Records from a data source
###

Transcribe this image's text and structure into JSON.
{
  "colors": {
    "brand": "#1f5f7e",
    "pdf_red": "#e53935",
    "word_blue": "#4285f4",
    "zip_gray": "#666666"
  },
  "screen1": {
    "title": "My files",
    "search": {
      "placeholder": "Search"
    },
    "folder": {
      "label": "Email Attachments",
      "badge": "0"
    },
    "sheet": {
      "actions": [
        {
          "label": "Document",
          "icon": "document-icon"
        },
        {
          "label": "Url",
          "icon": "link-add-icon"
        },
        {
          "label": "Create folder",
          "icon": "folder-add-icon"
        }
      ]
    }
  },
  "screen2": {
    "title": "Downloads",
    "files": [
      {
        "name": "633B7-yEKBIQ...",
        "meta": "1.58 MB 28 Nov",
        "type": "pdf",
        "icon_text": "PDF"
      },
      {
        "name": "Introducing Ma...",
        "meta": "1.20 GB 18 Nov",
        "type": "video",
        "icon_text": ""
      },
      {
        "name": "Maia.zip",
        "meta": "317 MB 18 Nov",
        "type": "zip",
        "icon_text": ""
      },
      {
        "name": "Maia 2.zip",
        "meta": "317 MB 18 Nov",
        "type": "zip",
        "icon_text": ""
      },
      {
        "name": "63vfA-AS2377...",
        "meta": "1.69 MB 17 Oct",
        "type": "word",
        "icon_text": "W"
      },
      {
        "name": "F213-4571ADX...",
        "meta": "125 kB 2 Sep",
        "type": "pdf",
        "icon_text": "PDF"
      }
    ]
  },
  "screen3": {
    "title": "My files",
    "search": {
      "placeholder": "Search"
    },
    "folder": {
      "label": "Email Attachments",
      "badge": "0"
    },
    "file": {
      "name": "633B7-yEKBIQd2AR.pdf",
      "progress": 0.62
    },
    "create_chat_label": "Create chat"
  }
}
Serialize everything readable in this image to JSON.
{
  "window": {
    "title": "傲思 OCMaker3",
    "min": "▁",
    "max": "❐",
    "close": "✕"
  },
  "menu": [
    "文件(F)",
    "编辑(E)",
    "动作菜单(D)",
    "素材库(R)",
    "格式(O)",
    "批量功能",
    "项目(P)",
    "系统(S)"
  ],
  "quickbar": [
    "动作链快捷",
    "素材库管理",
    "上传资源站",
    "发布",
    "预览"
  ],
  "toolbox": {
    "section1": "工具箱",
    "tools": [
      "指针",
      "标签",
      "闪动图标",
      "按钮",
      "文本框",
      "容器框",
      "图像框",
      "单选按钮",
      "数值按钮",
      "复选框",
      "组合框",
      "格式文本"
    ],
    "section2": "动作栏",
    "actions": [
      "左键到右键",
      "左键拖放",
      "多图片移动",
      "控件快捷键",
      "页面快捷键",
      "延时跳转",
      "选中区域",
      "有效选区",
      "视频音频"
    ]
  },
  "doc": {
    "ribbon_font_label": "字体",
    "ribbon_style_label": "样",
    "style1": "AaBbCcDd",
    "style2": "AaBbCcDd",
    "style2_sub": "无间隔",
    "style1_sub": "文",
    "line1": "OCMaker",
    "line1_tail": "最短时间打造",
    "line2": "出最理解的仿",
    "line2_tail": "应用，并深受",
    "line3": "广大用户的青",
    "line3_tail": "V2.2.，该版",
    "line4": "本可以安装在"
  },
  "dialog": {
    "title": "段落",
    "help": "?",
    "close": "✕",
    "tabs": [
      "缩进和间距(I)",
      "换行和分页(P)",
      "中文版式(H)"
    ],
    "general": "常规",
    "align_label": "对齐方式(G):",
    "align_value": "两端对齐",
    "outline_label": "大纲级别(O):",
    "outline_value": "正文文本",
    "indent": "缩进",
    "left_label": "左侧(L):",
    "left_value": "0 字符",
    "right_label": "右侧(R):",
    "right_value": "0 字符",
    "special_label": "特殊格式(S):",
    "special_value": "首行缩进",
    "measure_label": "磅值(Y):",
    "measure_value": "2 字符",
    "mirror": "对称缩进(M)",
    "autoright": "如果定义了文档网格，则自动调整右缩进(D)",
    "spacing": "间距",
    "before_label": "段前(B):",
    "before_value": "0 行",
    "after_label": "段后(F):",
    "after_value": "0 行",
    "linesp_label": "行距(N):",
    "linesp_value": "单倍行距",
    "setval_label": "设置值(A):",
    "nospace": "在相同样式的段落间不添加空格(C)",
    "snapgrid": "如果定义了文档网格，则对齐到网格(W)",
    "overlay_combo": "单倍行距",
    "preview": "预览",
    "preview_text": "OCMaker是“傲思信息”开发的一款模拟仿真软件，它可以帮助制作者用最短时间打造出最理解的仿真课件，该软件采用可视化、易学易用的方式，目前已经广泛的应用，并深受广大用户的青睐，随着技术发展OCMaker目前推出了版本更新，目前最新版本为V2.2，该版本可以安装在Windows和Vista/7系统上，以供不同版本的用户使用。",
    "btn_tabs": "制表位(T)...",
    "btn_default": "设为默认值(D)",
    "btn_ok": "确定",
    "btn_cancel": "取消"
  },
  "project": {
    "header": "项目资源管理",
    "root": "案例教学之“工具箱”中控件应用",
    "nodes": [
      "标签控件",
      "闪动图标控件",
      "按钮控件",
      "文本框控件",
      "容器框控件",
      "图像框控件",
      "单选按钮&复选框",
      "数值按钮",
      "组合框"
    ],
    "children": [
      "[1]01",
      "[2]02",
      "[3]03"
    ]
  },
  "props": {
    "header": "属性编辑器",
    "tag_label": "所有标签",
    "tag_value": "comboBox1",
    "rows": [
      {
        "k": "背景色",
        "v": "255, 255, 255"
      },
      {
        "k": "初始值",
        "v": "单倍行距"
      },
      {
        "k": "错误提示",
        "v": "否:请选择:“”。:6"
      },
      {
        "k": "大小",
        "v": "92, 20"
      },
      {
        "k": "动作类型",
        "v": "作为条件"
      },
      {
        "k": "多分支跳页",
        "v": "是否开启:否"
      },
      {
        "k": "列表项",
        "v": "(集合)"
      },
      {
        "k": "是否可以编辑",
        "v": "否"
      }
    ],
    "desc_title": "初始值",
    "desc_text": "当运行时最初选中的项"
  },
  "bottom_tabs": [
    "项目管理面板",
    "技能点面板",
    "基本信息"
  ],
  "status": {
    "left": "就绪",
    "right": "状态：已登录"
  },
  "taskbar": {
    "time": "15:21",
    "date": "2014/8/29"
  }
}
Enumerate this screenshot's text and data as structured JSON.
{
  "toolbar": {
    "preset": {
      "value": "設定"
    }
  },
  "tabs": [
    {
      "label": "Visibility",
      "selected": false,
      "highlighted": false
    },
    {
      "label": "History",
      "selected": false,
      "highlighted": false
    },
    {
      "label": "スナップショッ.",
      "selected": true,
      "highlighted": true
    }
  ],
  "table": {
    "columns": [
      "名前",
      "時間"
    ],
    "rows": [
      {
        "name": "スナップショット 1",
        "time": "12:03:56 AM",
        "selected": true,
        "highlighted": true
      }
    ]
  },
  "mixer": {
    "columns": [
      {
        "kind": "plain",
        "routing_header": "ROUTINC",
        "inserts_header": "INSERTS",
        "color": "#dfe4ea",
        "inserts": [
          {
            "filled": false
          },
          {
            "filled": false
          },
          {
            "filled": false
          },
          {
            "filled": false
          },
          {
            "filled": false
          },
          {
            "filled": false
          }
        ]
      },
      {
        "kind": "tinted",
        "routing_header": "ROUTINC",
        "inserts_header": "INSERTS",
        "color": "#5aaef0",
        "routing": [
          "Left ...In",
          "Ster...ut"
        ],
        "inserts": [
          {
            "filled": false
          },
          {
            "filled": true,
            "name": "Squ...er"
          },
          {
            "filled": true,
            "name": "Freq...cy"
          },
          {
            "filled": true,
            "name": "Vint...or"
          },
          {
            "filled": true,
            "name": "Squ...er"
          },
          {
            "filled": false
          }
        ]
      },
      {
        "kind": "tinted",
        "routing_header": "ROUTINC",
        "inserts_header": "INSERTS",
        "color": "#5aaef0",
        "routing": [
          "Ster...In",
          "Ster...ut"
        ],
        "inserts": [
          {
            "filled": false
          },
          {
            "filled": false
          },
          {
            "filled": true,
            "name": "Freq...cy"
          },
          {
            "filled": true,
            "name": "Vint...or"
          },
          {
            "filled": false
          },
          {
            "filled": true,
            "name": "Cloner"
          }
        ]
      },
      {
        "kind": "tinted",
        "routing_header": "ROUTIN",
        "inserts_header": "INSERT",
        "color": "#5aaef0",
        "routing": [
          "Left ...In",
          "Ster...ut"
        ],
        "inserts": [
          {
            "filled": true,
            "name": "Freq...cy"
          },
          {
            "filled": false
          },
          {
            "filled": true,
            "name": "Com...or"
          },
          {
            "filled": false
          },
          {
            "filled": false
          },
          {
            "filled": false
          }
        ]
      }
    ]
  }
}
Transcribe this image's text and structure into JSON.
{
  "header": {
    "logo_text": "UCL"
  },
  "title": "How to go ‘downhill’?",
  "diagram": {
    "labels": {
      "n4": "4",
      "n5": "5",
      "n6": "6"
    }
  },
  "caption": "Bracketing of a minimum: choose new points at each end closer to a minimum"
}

###

> _WHAT IS BEING ASKED_
Copy out every line holding the string "Create".

> _SOLVED EXERCISE_
          "label": "Create folder",
    "create_chat_label": "Create chat"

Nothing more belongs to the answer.